BEGIN

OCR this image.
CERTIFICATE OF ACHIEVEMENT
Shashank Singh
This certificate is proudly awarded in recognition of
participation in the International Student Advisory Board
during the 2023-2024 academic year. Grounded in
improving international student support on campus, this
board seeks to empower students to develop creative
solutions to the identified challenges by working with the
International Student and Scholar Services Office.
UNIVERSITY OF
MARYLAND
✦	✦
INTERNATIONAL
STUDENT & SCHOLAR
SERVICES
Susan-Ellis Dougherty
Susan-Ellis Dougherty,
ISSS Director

END

Please output the entire listing exactly as it stands.

OCR this image.
CERTIFICATE OF ACHIEVEMENT
Shashank Singh
This certificate is proudly awarded in recognition of
participation in the International Student Advisory Board
during the 2023-2024 academic year. Grounded in
improving international student support on campus, this
board seeks to empower students to develop creative
solutions to the identified challenges by working with the
International Student and Scholar Services Office.
UNIVERSITY OF
MARYLAND
✦	✦
INTERNATIONAL
STUDENT & SCHOLAR
SERVICES
Susan-Ellis Dougherty
Susan-Ellis Dougherty,
ISSS Director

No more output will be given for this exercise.